***** Records provided *****

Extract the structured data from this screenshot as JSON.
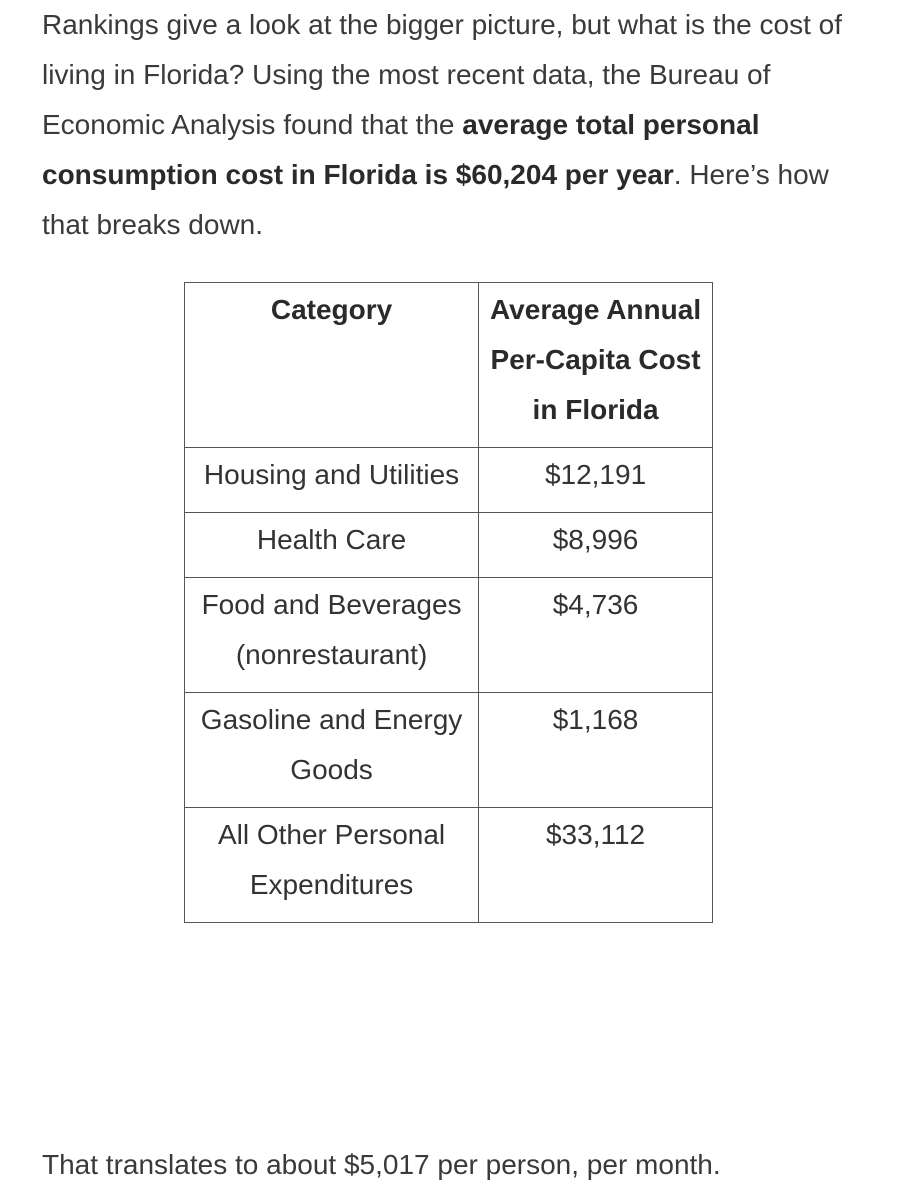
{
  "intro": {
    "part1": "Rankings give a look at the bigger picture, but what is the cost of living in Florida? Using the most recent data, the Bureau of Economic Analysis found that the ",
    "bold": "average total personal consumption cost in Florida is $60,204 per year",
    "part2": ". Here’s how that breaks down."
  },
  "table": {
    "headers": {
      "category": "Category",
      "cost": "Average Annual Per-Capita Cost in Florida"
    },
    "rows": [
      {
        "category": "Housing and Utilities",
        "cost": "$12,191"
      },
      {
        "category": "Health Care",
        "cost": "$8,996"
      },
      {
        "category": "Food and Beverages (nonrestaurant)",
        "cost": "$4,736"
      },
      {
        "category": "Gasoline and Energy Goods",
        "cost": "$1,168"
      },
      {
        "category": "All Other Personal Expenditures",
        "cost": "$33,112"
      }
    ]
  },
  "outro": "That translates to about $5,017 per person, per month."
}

*****

● **Aim**
Give the entries again word for word, but skip the pictures.

● **Solution for this problem**
Extract the structured data from this screenshot as JSON.
{
  "intro": {
    "part1": "Rankings give a look at the bigger picture, but what is the cost of living in Florida? Using the most recent data, the Bureau of Economic Analysis found that the ",
    "bold": "average total personal consumption cost in Florida is $60,204 per year",
    "part2": ". Here’s how that breaks down."
  },
  "table": {
    "headers": {
      "category": "Category",
      "cost": "Average Annual Per-Capita Cost in Florida"
    },
    "rows": [
      {
        "category": "Housing and Utilities",
        "cost": "$12,191"
      },
      {
        "category": "Health Care",
        "cost": "$8,996"
      },
      {
        "category": "Food and Beverages (nonrestaurant)",
        "cost": "$4,736"
      },
      {
        "category": "Gasoline and Energy Goods",
        "cost": "$1,168"
      },
      {
        "category": "All Other Personal Expenditures",
        "cost": "$33,112"
      }
    ]
  },
  "outro": "That translates to about $5,017 per person, per month."
}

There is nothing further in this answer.